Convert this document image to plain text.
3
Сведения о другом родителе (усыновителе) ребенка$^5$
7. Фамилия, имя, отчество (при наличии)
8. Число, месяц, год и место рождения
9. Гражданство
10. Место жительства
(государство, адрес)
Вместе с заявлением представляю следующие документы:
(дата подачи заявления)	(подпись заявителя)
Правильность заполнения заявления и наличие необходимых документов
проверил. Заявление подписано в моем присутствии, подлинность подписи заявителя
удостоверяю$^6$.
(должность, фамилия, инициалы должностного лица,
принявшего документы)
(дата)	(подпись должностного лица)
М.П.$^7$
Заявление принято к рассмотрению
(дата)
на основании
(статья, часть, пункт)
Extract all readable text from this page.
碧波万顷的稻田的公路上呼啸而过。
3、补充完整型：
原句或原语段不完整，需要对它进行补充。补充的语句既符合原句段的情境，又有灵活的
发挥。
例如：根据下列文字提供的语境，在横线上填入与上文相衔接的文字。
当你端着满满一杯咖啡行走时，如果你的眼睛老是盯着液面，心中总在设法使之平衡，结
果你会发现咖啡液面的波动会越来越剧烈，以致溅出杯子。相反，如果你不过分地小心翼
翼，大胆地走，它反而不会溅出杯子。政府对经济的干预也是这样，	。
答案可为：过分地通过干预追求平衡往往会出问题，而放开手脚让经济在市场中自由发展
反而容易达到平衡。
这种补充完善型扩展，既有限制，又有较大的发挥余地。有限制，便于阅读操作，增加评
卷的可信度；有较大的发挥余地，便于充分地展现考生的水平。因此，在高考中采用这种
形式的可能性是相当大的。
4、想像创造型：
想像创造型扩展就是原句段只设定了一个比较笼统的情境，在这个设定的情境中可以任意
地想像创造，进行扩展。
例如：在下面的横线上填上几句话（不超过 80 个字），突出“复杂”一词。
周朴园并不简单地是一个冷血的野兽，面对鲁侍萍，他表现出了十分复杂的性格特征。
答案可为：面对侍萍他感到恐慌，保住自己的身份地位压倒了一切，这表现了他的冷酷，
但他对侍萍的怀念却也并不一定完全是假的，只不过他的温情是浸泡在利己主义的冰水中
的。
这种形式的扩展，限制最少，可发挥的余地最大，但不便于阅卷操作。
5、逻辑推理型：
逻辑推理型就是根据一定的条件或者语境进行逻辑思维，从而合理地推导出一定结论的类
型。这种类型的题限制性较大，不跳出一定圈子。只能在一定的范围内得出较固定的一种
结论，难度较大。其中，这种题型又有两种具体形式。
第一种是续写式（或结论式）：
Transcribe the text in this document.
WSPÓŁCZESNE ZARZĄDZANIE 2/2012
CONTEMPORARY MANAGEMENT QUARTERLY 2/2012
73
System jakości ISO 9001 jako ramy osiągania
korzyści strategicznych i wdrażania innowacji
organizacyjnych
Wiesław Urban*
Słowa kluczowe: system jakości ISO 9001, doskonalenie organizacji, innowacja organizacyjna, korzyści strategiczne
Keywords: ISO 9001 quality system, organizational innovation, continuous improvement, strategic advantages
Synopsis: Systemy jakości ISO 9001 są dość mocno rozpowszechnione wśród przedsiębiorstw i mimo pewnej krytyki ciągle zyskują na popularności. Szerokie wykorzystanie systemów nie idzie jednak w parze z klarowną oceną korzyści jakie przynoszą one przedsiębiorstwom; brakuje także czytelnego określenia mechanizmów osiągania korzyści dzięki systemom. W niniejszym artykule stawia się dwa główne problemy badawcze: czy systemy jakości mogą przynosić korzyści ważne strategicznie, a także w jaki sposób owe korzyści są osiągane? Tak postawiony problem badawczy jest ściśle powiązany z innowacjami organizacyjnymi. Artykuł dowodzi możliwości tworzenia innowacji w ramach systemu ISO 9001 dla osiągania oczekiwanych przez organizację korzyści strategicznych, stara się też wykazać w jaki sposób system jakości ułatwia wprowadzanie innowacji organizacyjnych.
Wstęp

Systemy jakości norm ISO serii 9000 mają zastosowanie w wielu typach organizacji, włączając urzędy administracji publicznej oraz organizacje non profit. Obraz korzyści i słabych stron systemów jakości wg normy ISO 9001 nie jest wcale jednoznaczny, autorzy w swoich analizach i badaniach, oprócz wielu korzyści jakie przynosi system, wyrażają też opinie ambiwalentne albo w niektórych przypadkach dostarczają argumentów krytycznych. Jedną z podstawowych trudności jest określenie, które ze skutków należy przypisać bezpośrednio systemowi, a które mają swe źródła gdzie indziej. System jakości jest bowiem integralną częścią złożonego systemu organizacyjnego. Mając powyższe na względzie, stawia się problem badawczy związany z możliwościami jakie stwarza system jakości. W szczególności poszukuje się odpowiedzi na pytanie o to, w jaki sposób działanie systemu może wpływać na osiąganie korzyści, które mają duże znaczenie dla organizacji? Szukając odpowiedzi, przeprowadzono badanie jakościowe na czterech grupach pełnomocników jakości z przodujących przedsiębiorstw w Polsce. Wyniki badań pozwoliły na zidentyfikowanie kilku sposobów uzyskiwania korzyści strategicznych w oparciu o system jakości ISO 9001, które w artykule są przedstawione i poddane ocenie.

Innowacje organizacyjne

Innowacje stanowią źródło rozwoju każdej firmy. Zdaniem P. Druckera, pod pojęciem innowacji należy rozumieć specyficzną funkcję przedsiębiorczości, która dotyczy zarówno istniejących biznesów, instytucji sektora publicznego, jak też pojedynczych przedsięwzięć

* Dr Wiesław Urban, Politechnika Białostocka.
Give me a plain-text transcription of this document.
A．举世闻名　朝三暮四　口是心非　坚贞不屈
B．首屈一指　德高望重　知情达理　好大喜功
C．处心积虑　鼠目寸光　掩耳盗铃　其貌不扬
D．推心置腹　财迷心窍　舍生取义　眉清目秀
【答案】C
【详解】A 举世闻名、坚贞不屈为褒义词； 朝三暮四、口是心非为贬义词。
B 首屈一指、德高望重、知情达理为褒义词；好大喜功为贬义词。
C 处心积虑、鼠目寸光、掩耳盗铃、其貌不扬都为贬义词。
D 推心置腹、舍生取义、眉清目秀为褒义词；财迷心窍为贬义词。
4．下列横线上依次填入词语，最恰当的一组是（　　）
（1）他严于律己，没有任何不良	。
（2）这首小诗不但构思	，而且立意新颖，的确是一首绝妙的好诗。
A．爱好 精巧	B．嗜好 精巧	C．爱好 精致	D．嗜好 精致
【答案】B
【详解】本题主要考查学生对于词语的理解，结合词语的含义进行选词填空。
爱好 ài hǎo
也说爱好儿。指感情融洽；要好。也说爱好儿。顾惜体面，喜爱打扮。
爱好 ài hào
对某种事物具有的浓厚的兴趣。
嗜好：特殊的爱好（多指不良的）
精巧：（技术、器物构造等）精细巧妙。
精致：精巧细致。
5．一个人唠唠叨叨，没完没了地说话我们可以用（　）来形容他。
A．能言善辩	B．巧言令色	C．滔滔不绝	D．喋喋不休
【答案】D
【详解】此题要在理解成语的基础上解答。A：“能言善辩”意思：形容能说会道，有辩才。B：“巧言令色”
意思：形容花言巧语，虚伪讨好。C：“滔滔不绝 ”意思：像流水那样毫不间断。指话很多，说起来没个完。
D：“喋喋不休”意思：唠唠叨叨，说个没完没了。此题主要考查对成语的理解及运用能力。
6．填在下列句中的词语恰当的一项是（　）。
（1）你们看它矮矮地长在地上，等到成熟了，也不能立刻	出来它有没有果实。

· · ·

The task
Give an exact repetition of all the material.

Solution for this problem
Convert this document image to plain text.
3
Сведения о другом родителе (усыновителе) ребенка$^5$
7. Фамилия, имя, отчество (при наличии)
8. Число, месяц, год и место рождения
9. Гражданство
10. Место жительства
(государство, адрес)
Вместе с заявлением представляю следующие документы:
(дата подачи заявления)	(подпись заявителя)
Правильность заполнения заявления и наличие необходимых документов
проверил. Заявление подписано в моем присутствии, подлинность подписи заявителя
удостоверяю$^6$.
(должность, фамилия, инициалы должностного лица,
принявшего документы)
(дата)	(подпись должностного лица)
М.П.$^7$
Заявление принято к рассмотрению
(дата)
на основании
(статья, часть, пункт)
Extract all readable text from this page.
碧波万顷的稻田的公路上呼啸而过。
3、补充完整型：
原句或原语段不完整，需要对它进行补充。补充的语句既符合原句段的情境，又有灵活的
发挥。
例如：根据下列文字提供的语境，在横线上填入与上文相衔接的文字。
当你端着满满一杯咖啡行走时，如果你的眼睛老是盯着液面，心中总在设法使之平衡，结
果你会发现咖啡液面的波动会越来越剧烈，以致溅出杯子。相反，如果你不过分地小心翼
翼，大胆地走，它反而不会溅出杯子。政府对经济的干预也是这样，	。
答案可为：过分地通过干预追求平衡往往会出问题，而放开手脚让经济在市场中自由发展
反而容易达到平衡。
这种补充完善型扩展，既有限制，又有较大的发挥余地。有限制，便于阅读操作，增加评
卷的可信度；有较大的发挥余地，便于充分地展现考生的水平。因此，在高考中采用这种
形式的可能性是相当大的。
4、想像创造型：
想像创造型扩展就是原句段只设定了一个比较笼统的情境，在这个设定的情境中可以任意
地想像创造，进行扩展。
例如：在下面的横线上填上几句话（不超过 80 个字），突出“复杂”一词。
周朴园并不简单地是一个冷血的野兽，面对鲁侍萍，他表现出了十分复杂的性格特征。
答案可为：面对侍萍他感到恐慌，保住自己的身份地位压倒了一切，这表现了他的冷酷，
但他对侍萍的怀念却也并不一定完全是假的，只不过他的温情是浸泡在利己主义的冰水中
的。
这种形式的扩展，限制最少，可发挥的余地最大，但不便于阅卷操作。
5、逻辑推理型：
逻辑推理型就是根据一定的条件或者语境进行逻辑思维，从而合理地推导出一定结论的类
型。这种类型的题限制性较大，不跳出一定圈子。只能在一定的范围内得出较固定的一种
结论，难度较大。其中，这种题型又有两种具体形式。
第一种是续写式（或结论式）：
Transcribe the text in this document.
WSPÓŁCZESNE ZARZĄDZANIE 2/2012
CONTEMPORARY MANAGEMENT QUARTERLY 2/2012
73
System jakości ISO 9001 jako ramy osiągania
korzyści strategicznych i wdrażania innowacji
organizacyjnych
Wiesław Urban*
Słowa kluczowe: system jakości ISO 9001, doskonalenie organizacji, innowacja organizacyjna, korzyści strategiczne
Keywords: ISO 9001 quality system, organizational innovation, continuous improvement, strategic advantages
Synopsis: Systemy jakości ISO 9001 są dość mocno rozpowszechnione wśród przedsiębiorstw i mimo pewnej krytyki ciągle zyskują na popularności. Szerokie wykorzystanie systemów nie idzie jednak w parze z klarowną oceną korzyści jakie przynoszą one przedsiębiorstwom; brakuje także czytelnego określenia mechanizmów osiągania korzyści dzięki systemom. W niniejszym artykule stawia się dwa główne problemy badawcze: czy systemy jakości mogą przynosić korzyści ważne strategicznie, a także w jaki sposób owe korzyści są osiągane? Tak postawiony problem badawczy jest ściśle powiązany z innowacjami organizacyjnymi. Artykuł dowodzi możliwości tworzenia innowacji w ramach systemu ISO 9001 dla osiągania oczekiwanych przez organizację korzyści strategicznych, stara się też wykazać w jaki sposób system jakości ułatwia wprowadzanie innowacji organizacyjnych.
Wstęp

Systemy jakości norm ISO serii 9000 mają zastosowanie w wielu typach organizacji, włączając urzędy administracji publicznej oraz organizacje non profit. Obraz korzyści i słabych stron systemów jakości wg normy ISO 9001 nie jest wcale jednoznaczny, autorzy w swoich analizach i badaniach, oprócz wielu korzyści jakie przynosi system, wyrażają też opinie ambiwalentne albo w niektórych przypadkach dostarczają argumentów krytycznych. Jedną z podstawowych trudności jest określenie, które ze skutków należy przypisać bezpośrednio systemowi, a które mają swe źródła gdzie indziej. System jakości jest bowiem integralną częścią złożonego systemu organizacyjnego. Mając powyższe na względzie, stawia się problem badawczy związany z możliwościami jakie stwarza system jakości. W szczególności poszukuje się odpowiedzi na pytanie o to, w jaki sposób działanie systemu może wpływać na osiąganie korzyści, które mają duże znaczenie dla organizacji? Szukając odpowiedzi, przeprowadzono badanie jakościowe na czterech grupach pełnomocników jakości z przodujących przedsiębiorstw w Polsce. Wyniki badań pozwoliły na zidentyfikowanie kilku sposobów uzyskiwania korzyści strategicznych w oparciu o system jakości ISO 9001, które w artykule są przedstawione i poddane ocenie.

Innowacje organizacyjne

Innowacje stanowią źródło rozwoju każdej firmy. Zdaniem P. Druckera, pod pojęciem innowacji należy rozumieć specyficzną funkcję przedsiębiorczości, która dotyczy zarówno istniejących biznesów, instytucji sektora publicznego, jak też pojedynczych przedsięwzięć

* Dr Wiesław Urban, Politechnika Białostocka.
Give me a plain-text transcription of this document.
A．举世闻名　朝三暮四　口是心非　坚贞不屈
B．首屈一指　德高望重　知情达理　好大喜功
C．处心积虑　鼠目寸光　掩耳盗铃　其貌不扬
D．推心置腹　财迷心窍　舍生取义　眉清目秀
【答案】C
【详解】A 举世闻名、坚贞不屈为褒义词； 朝三暮四、口是心非为贬义词。
B 首屈一指、德高望重、知情达理为褒义词；好大喜功为贬义词。
C 处心积虑、鼠目寸光、掩耳盗铃、其貌不扬都为贬义词。
D 推心置腹、舍生取义、眉清目秀为褒义词；财迷心窍为贬义词。
4．下列横线上依次填入词语，最恰当的一组是（　　）
（1）他严于律己，没有任何不良	。
（2）这首小诗不但构思	，而且立意新颖，的确是一首绝妙的好诗。
A．爱好 精巧	B．嗜好 精巧	C．爱好 精致	D．嗜好 精致
【答案】B
【详解】本题主要考查学生对于词语的理解，结合词语的含义进行选词填空。
爱好 ài hǎo
也说爱好儿。指感情融洽；要好。也说爱好儿。顾惜体面，喜爱打扮。
爱好 ài hào
对某种事物具有的浓厚的兴趣。
嗜好：特殊的爱好（多指不良的）
精巧：（技术、器物构造等）精细巧妙。
精致：精巧细致。
5．一个人唠唠叨叨，没完没了地说话我们可以用（　）来形容他。
A．能言善辩	B．巧言令色	C．滔滔不绝	D．喋喋不休
【答案】D
【详解】此题要在理解成语的基础上解答。A：“能言善辩”意思：形容能说会道，有辩才。B：“巧言令色”
意思：形容花言巧语，虚伪讨好。C：“滔滔不绝 ”意思：像流水那样毫不间断。指话很多，说起来没个完。
D：“喋喋不休”意思：唠唠叨叨，说个没完没了。此题主要考查对成语的理解及运用能力。
6．填在下列句中的词语恰当的一项是（　）。
（1）你们看它矮矮地长在地上，等到成熟了，也不能立刻	出来它有没有果实。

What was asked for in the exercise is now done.